## INSTRUCTION:
Extract all lines that hold "декабрь" from the records below.

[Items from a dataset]
** begin **

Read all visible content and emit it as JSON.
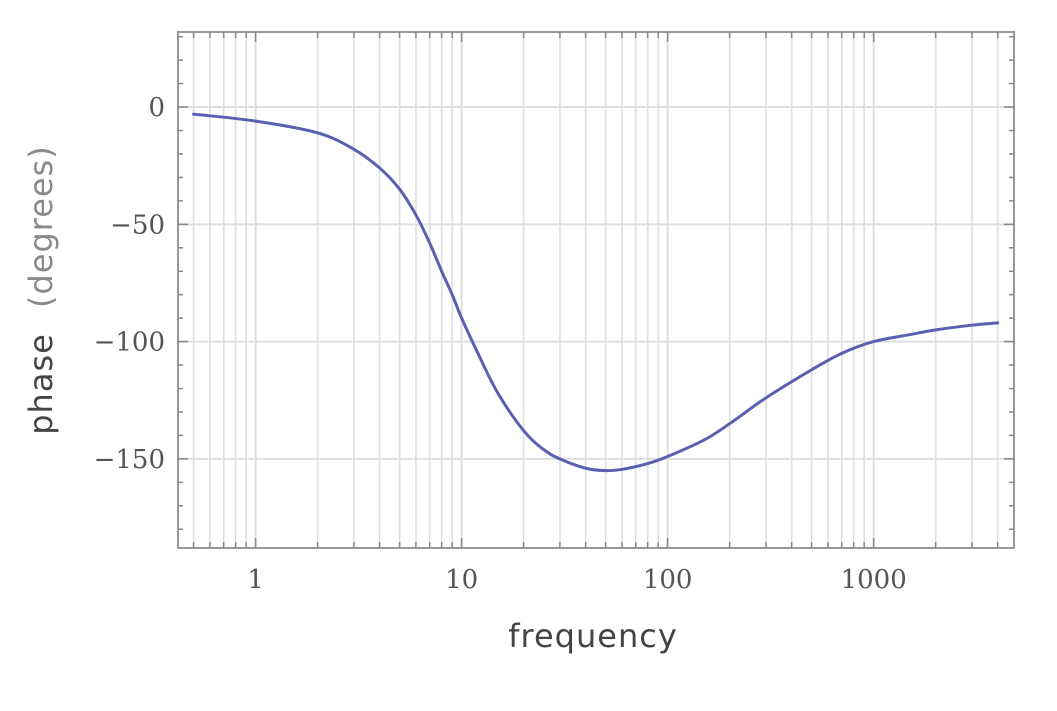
{
  "chart_data": {
    "type": "line",
    "title": "",
    "xlabel": "frequency",
    "ylabel": {
      "main": "phase",
      "unit": "(degrees)"
    },
    "x_scale": "log",
    "xlim": [
      0.42,
      4800
    ],
    "ylim": [
      -188,
      32
    ],
    "x_ticks": [
      {
        "value": 1,
        "label": "1"
      },
      {
        "value": 10,
        "label": "10"
      },
      {
        "value": 100,
        "label": "100"
      },
      {
        "value": 1000,
        "label": "1000"
      }
    ],
    "y_ticks": [
      {
        "value": 0,
        "label": "0"
      },
      {
        "value": -50,
        "label": "−50"
      },
      {
        "value": -100,
        "label": "−100"
      },
      {
        "value": -150,
        "label": "−150"
      }
    ],
    "grid": true,
    "series": [
      {
        "color": "#5a5fb0",
        "x": [
          0.5,
          1,
          2,
          3,
          4,
          5,
          6,
          7,
          8,
          9,
          10,
          12,
          15,
          20,
          25,
          30,
          40,
          50,
          60,
          80,
          100,
          150,
          200,
          300,
          500,
          700,
          1000,
          1500,
          2000,
          3000,
          4000
        ],
        "y": [
          -3,
          -6,
          -11,
          -18,
          -26,
          -35,
          -46,
          -58,
          -70,
          -80,
          -90,
          -105,
          -122,
          -138,
          -146,
          -150,
          -154,
          -155,
          -154.5,
          -152,
          -149,
          -142,
          -135,
          -124,
          -112,
          -105,
          -100,
          -97,
          -95,
          -93,
          -92
        ]
      }
    ]
  }
}
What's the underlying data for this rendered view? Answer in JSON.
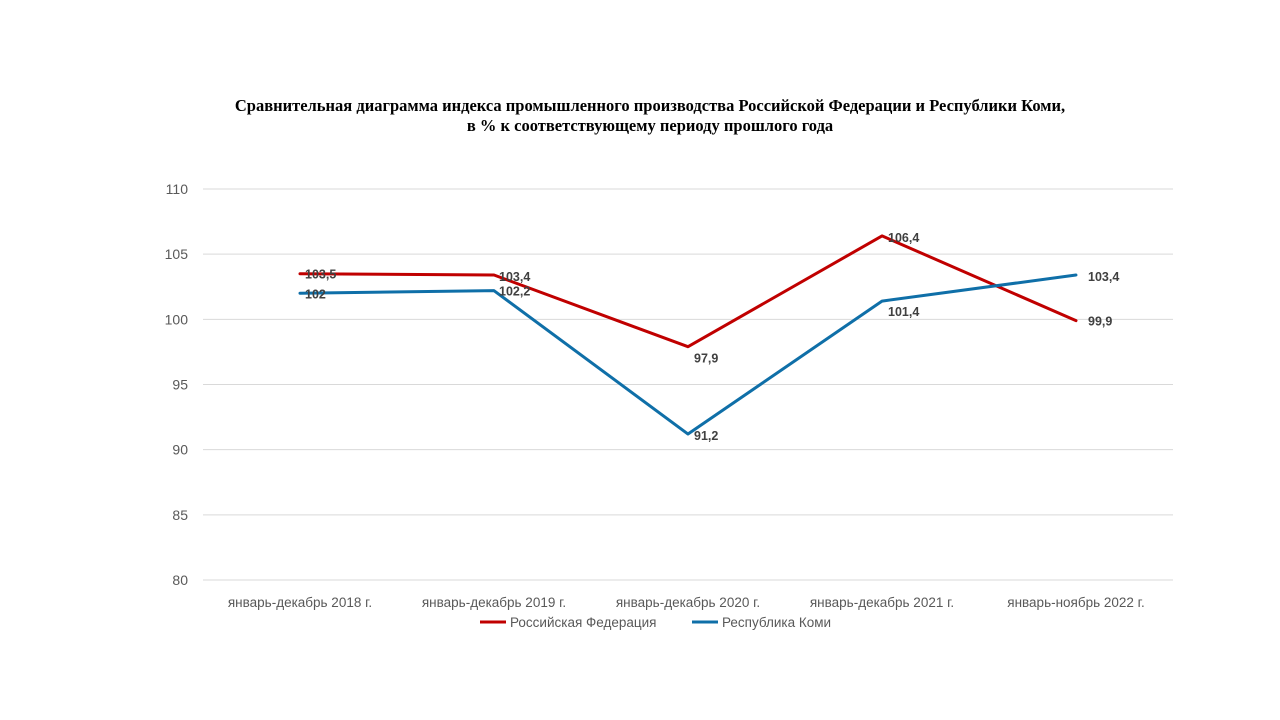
{
  "chart_data": {
    "type": "line",
    "title": "Сравнительная диаграмма индекса промышленного производства Российской Федерации и Республики Коми,",
    "subtitle": "в % к соответствующему периоду прошлого года",
    "categories": [
      "январь-декабрь 2018 г.",
      "январь-декабрь 2019 г.",
      "январь-декабрь 2020 г.",
      "январь-декабрь 2021 г.",
      "январь-ноябрь 2022 г."
    ],
    "series": [
      {
        "name": "Российская Федерация",
        "color": "#C00000",
        "values": [
          103.5,
          103.4,
          97.9,
          106.4,
          99.9
        ],
        "labels": [
          "103,5",
          "103,4",
          "97,9",
          "106,4",
          "99,9"
        ]
      },
      {
        "name": "Республика Коми",
        "color": "#0F6FA8",
        "values": [
          102,
          102.2,
          91.2,
          101.4,
          103.4
        ],
        "labels": [
          "102",
          "102,2",
          "91,2",
          "101,4",
          "103,4"
        ]
      }
    ],
    "ylim": [
      80,
      110
    ],
    "yticks": [
      80,
      85,
      90,
      95,
      100,
      105,
      110
    ],
    "ytick_labels": [
      "80",
      "85",
      "90",
      "95",
      "100",
      "105",
      "110"
    ],
    "grid": true,
    "legend": "bottom-center",
    "xlabel": "",
    "ylabel": ""
  }
}
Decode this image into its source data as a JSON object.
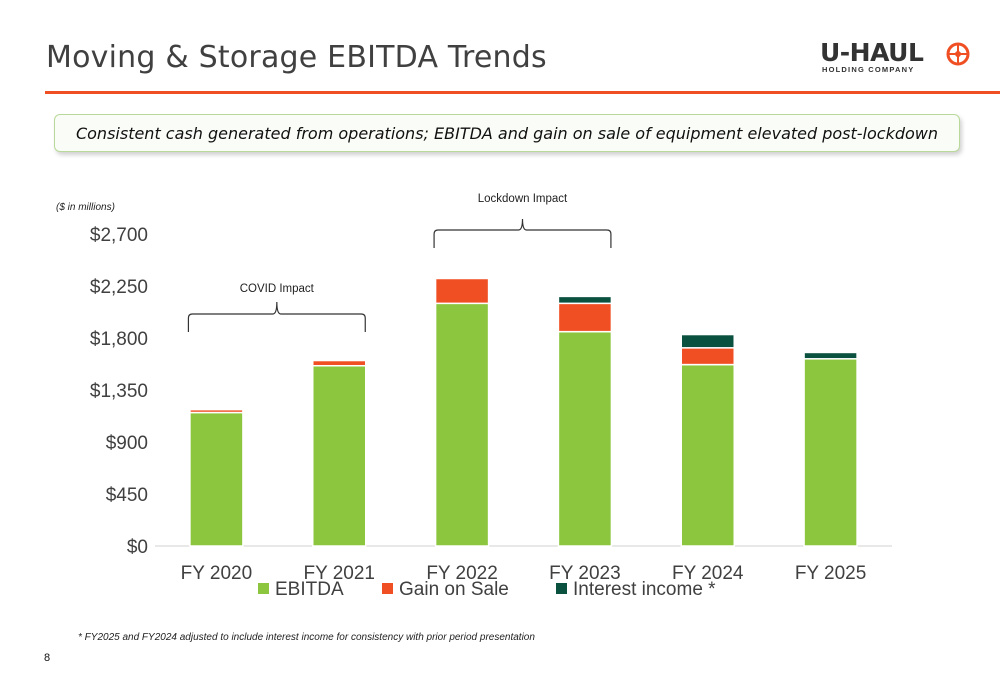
{
  "slide": {
    "title": "Moving & Storage EBITDA Trends",
    "callout": "Consistent cash generated from operations; EBITDA and gain on sale of equipment elevated post-lockdown",
    "units_note": "($ in millions)",
    "footnote": "* FY2025 and FY2024 adjusted to include interest income for consistency with prior period presentation",
    "page_number": "8",
    "logo": {
      "wordmark": "U-HAUL",
      "subtitle": "HOLDING COMPANY"
    },
    "accent_color": "#f04e23"
  },
  "chart_data": {
    "type": "bar",
    "stacked": true,
    "categories": [
      "FY 2020",
      "FY 2021",
      "FY 2022",
      "FY 2023",
      "FY 2024",
      "FY 2025"
    ],
    "series": [
      {
        "name": "EBITDA",
        "color": "#8cc63f",
        "values": [
          1155,
          1560,
          2100,
          1855,
          1570,
          1620
        ]
      },
      {
        "name": "Gain on Sale",
        "color": "#f04e23",
        "values": [
          25,
          45,
          215,
          245,
          145,
          0
        ]
      },
      {
        "name": "Interest income",
        "color": "#0b5140",
        "values": [
          0,
          0,
          0,
          60,
          115,
          55
        ]
      }
    ],
    "legend_suffix": "*",
    "yticks": [
      "$0",
      "$450",
      "$900",
      "$1,350",
      "$1,800",
      "$2,250",
      "$2,700"
    ],
    "ylim": [
      0,
      2700
    ],
    "annotations": [
      {
        "label": "COVID Impact",
        "from_category": 0,
        "to_category": 1
      },
      {
        "label": "Lockdown Impact",
        "from_category": 2,
        "to_category": 3
      }
    ],
    "legend_position": "bottom",
    "grid": false
  }
}
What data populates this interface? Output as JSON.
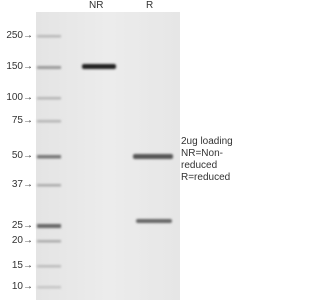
{
  "lanes": [
    "NR",
    "R"
  ],
  "markers": [
    "250→",
    "150→",
    "100→",
    "75→",
    "50→",
    "37→",
    "25→",
    "20→",
    "15→",
    "10→"
  ],
  "annotation": [
    "2ug loading",
    "NR=Non-",
    "reduced",
    "R=reduced"
  ]
}
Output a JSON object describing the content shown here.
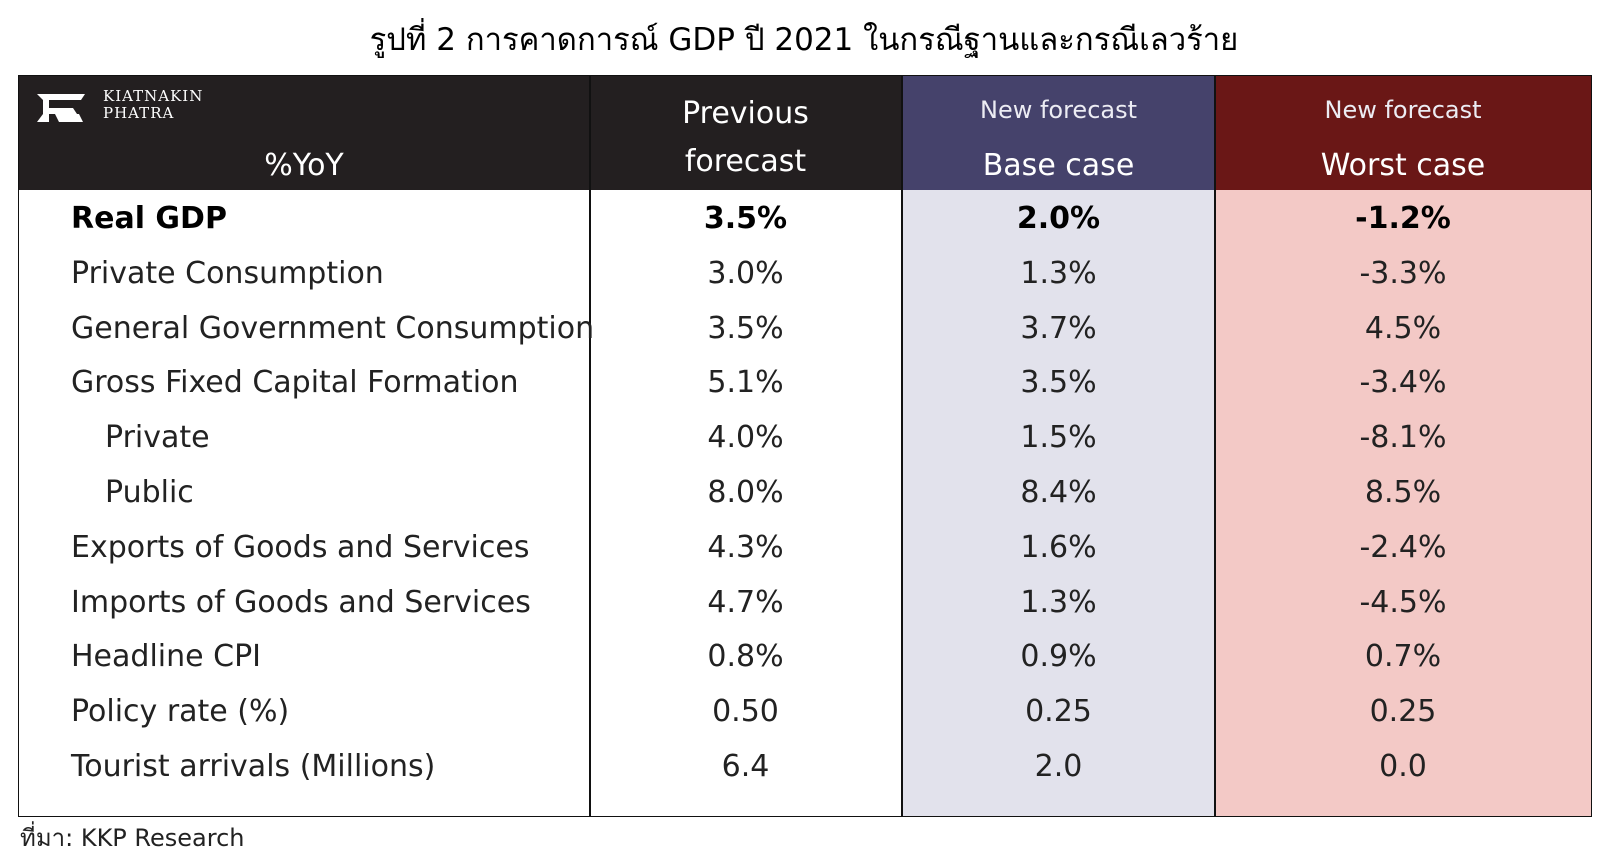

** end **

## THE ANSWER:
      "январь-декабрь 2018 г.",
      "январь-декабрь 2019 г.",
      "январь-декабрь 2020 г.",
      "январь-декабрь 2021 г.",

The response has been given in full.